* **TEXT TO READ**
━━━━━━━━━━

In [11]:
import argparse
import sys
from typing import Tuple

import gamspy as gp
import gamspy.math
import numpy as np
import torch
import torch.nn as nn
import torch.nn.functional as F
import torch.optim as optim
from torch.optim.lr_scheduler import StepLR
from torchvision import datasets, transforms
import pandas as pd

Define feed-forward network comprises an input layer of 784 neurons, representing the 784 pixels of the input image, while the hidden layer contains 800 neurons.

The output layer has 10 neurons, each corresponding to one of the 10 possible digits.

In [12]:
hidden_layer_neurons = 20

class SimpleModel(nn.Module):
    def __init__(self):
        super().__init__()
        self.l1 = nn.Linear(784, hidden_layer_neurons, bias=False)
        self.activation = nn.Tanh()

━━━━━━━━━━

* **SUPPLIED DATA**
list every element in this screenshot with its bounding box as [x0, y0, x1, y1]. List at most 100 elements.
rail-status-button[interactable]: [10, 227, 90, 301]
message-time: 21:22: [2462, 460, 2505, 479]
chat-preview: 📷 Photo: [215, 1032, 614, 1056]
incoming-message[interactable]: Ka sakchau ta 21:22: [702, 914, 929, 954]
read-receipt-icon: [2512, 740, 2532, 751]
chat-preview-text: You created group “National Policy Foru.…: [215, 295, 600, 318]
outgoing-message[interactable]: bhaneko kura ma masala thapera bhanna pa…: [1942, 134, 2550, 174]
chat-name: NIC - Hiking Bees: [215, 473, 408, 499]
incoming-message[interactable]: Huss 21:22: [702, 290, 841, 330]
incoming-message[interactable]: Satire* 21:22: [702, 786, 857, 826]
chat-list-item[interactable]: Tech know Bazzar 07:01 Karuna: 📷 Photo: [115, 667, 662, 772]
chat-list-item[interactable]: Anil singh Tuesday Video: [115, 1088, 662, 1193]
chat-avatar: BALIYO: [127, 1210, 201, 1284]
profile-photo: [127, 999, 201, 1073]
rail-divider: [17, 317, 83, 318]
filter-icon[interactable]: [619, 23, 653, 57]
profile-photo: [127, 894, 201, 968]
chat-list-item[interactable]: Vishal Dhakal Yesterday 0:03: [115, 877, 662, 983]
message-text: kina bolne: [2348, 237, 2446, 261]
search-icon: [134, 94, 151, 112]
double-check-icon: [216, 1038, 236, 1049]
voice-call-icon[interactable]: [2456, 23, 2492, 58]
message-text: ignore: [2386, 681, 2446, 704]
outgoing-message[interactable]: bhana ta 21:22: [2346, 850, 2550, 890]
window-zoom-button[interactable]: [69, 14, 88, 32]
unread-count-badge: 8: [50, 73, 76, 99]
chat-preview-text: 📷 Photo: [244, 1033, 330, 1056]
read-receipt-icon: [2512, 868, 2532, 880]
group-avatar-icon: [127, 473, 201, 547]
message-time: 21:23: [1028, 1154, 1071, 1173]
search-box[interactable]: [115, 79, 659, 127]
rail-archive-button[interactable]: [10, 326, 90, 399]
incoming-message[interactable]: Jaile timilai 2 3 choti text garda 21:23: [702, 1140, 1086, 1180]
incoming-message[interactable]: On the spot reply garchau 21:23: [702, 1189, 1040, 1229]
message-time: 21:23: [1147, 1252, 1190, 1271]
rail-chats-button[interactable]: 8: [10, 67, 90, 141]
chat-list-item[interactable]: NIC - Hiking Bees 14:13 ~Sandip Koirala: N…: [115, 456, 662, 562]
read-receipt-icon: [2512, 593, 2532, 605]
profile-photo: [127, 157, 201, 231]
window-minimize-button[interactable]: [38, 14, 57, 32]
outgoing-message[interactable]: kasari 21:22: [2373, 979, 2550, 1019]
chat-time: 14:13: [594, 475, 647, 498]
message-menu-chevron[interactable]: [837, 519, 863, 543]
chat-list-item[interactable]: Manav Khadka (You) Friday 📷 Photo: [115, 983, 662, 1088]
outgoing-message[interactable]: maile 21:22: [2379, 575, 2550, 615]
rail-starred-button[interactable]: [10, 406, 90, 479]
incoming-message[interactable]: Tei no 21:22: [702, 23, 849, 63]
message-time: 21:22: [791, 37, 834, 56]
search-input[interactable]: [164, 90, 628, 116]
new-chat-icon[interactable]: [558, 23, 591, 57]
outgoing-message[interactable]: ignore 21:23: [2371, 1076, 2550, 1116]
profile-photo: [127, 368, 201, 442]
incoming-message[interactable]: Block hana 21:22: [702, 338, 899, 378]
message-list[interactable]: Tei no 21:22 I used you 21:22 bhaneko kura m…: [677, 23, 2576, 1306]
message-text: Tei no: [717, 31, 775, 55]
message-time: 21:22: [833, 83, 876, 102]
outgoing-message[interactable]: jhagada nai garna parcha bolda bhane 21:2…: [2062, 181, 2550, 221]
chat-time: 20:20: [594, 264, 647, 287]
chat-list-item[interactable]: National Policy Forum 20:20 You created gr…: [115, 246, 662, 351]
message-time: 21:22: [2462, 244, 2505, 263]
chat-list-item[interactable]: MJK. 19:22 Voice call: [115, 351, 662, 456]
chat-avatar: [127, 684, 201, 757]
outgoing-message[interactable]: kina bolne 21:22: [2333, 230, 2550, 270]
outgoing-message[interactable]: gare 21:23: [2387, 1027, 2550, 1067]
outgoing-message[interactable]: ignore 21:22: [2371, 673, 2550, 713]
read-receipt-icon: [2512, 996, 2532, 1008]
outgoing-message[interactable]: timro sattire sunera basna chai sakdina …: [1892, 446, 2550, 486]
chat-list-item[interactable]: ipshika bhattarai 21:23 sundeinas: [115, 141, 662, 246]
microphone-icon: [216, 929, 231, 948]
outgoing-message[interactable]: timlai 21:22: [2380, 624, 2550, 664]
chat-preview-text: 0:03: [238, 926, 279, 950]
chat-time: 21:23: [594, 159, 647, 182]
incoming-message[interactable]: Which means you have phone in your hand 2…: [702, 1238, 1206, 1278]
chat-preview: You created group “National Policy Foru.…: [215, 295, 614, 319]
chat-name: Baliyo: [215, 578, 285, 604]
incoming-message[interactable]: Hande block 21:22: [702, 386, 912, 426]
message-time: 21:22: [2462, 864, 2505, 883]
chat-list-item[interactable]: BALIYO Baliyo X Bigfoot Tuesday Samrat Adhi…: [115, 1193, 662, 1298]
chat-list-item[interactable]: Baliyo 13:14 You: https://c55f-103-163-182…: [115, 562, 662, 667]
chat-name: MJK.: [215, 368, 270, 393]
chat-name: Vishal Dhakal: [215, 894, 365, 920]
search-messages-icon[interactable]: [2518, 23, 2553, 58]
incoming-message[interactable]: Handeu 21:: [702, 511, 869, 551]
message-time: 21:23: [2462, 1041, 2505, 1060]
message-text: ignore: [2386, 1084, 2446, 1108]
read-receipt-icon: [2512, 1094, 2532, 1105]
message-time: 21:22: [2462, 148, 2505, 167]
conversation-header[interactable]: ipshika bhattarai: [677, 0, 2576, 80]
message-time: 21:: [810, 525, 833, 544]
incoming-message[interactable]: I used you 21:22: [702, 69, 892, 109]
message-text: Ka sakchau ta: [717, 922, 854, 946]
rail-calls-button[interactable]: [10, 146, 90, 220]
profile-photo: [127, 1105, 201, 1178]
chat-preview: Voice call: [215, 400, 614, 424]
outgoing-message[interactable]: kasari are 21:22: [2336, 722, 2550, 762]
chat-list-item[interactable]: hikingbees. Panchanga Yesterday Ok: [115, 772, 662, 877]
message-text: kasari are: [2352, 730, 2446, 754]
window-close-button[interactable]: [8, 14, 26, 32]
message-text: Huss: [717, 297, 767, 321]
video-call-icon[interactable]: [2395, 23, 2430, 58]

━━━━━━━━━━

* **SET PROBLEM 1**
Please reproduce the passage of the network code starting with "The output layer" and going on through "self.activation = nn.Tanh()".
* **SET PROBLEM 2**
Recast the paragraph of the network code that begins "Define feed-forward network comprises" as a short bulleted list that keeps its main facts.
* **SET PROBLEM 3**
Extend the network code beyond its final line.

* **TASK RESPONSE 1**
The output layer has 10 neurons, each corresponding to one of the 10 possible digits.

In [12]:
hidden_layer_neurons = 20

class SimpleModel(nn.Module):
    def __init__(self):
        super().__init__()
        self.l1 = nn.Linear(784, hidden_layer_neurons, bias=False)
        self.activation = nn.Tanh()

* **TASK RESPONSE 2**
- Feed-forward network
- Input layer: 784 neurons, one for each of the 784 pixels of the input image
- Hidden layer: 800 neurons

* **TASK RESPONSE 3**
        self.l2 = nn.Linear(hidden_layer_neurons, 10, bias=False)

    def forward(self, x):
        x = torch.reshape(x, (x.shape[0], -1))
        x = self.l1(x)
        x = self.activation(x)
        logits = self.l2(x)
        output = F.log_softmax(logits, dim=1)
        return output

Define training functions

In [13]:
def train(args, model, device, train_loader, optimizer, epoch):
    model.train()
    for batch_idx, (data, target) in enumerate(train_loader):
        data, target = data.to(device), target.to(device)
        optimizer.zero_grad()
        output = model(data)
        loss = F.nll_loss(output, target)
        loss.backward()
        optimizer.step()
        if batch_idx % args.log_interval == 0:
            print('Train Epoch: {} [{}/{} ({:.0f}%)]\tLoss: {:.6f}'.format(
                epoch, batch_idx * len(data), len(train_loader.dataset),
                100. * batch_idx / len(train_loader), loss.item()))
            if args.dry_run:
                break

In [14]:
def test(model, device, test_loader):
    model.eval()
    test_loss = 0
    correct = 0
    with torch.no_grad():
        for data, target in test_loader:
            data, target = data.to(device), target.to(device)
            output = model(data)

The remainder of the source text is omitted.